§ Available records
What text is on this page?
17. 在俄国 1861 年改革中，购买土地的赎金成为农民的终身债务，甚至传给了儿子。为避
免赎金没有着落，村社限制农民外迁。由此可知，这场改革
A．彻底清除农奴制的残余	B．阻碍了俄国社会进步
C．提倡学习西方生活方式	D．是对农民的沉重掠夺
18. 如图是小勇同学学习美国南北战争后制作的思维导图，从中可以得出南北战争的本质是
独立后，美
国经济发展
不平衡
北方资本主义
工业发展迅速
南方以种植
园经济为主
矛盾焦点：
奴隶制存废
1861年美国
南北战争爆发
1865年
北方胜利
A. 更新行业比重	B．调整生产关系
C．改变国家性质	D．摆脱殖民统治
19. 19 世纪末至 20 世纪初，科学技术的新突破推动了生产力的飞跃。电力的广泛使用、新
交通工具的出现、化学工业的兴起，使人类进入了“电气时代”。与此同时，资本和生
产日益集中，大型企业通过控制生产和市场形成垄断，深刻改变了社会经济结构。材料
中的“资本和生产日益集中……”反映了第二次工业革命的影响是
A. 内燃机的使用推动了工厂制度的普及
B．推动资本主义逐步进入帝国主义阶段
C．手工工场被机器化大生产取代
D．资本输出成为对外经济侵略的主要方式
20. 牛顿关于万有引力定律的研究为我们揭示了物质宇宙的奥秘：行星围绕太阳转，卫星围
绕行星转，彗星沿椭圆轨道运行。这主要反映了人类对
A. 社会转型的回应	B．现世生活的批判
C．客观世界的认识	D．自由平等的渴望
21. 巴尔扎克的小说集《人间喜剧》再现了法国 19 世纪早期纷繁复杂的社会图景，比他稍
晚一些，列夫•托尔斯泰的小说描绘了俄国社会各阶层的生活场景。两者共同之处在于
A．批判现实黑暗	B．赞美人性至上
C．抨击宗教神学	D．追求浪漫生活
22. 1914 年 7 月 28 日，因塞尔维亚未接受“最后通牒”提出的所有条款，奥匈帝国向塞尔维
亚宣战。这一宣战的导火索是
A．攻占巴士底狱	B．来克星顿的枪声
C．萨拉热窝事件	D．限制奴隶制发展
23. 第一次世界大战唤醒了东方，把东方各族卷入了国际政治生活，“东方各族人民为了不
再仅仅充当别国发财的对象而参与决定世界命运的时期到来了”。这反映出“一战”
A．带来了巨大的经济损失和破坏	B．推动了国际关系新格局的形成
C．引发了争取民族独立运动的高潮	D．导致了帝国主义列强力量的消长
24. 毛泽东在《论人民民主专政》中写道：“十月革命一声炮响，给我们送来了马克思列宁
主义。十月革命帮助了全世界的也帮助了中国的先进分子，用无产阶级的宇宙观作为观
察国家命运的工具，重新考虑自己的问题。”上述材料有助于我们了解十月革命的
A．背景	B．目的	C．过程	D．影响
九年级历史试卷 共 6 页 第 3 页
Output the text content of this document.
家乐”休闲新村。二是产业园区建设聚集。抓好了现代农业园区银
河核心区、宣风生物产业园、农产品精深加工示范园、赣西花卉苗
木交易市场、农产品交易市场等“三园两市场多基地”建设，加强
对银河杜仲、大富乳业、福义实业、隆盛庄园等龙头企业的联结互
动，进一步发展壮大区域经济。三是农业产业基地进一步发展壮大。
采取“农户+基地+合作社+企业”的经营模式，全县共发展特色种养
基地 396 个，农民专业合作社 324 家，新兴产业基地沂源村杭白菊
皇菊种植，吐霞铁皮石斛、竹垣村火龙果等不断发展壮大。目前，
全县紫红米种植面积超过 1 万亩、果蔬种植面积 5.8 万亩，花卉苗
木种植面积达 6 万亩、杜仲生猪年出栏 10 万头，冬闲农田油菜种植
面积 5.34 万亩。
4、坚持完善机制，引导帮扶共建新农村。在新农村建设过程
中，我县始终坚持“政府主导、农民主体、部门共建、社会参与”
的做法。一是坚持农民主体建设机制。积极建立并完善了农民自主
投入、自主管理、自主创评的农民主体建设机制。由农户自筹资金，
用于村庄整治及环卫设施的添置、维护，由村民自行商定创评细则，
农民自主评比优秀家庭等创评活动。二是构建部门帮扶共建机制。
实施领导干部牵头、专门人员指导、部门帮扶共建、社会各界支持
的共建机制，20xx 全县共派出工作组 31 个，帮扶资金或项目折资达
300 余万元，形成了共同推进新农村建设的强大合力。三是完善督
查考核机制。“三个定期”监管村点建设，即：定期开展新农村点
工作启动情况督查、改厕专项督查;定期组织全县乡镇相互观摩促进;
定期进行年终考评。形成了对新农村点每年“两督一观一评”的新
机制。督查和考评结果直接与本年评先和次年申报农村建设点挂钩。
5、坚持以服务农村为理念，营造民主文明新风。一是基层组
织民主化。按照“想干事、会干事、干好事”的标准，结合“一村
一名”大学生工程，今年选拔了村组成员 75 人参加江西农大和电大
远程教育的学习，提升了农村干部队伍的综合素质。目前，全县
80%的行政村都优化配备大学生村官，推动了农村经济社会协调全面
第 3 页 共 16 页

§ The exercise
Repeat exactly the lines starting at the line with "Output the text content of this document." and ending with the final line of the entries. Include nothing else.

§ Result
Output the text content of this document.
家乐”休闲新村。二是产业园区建设聚集。抓好了现代农业园区银
河核心区、宣风生物产业园、农产品精深加工示范园、赣西花卉苗
木交易市场、农产品交易市场等“三园两市场多基地”建设，加强
对银河杜仲、大富乳业、福义实业、隆盛庄园等龙头企业的联结互
动，进一步发展壮大区域经济。三是农业产业基地进一步发展壮大。
采取“农户+基地+合作社+企业”的经营模式，全县共发展特色种养
基地 396 个，农民专业合作社 324 家，新兴产业基地沂源村杭白菊
皇菊种植，吐霞铁皮石斛、竹垣村火龙果等不断发展壮大。目前，
全县紫红米种植面积超过 1 万亩、果蔬种植面积 5.8 万亩，花卉苗
木种植面积达 6 万亩、杜仲生猪年出栏 10 万头，冬闲农田油菜种植
面积 5.34 万亩。
4、坚持完善机制，引导帮扶共建新农村。在新农村建设过程
中，我县始终坚持“政府主导、农民主体、部门共建、社会参与”
的做法。一是坚持农民主体建设机制。积极建立并完善了农民自主
投入、自主管理、自主创评的农民主体建设机制。由农户自筹资金，
用于村庄整治及环卫设施的添置、维护，由村民自行商定创评细则，
农民自主评比优秀家庭等创评活动。二是构建部门帮扶共建机制。
实施领导干部牵头、专门人员指导、部门帮扶共建、社会各界支持
的共建机制，20xx 全县共派出工作组 31 个，帮扶资金或项目折资达
300 余万元，形成了共同推进新农村建设的强大合力。三是完善督
查考核机制。“三个定期”监管村点建设，即：定期开展新农村点
工作启动情况督查、改厕专项督查;定期组织全县乡镇相互观摩促进;
定期进行年终考评。形成了对新农村点每年“两督一观一评”的新
机制。督查和考评结果直接与本年评先和次年申报农村建设点挂钩。
5、坚持以服务农村为理念，营造民主文明新风。一是基层组
织民主化。按照“想干事、会干事、干好事”的标准，结合“一村
一名”大学生工程，今年选拔了村组成员 75 人参加江西农大和电大
远程教育的学习，提升了农村干部队伍的综合素质。目前，全县
80%的行政村都优化配备大学生村官，推动了农村经济社会协调全面
第 3 页 共 16 页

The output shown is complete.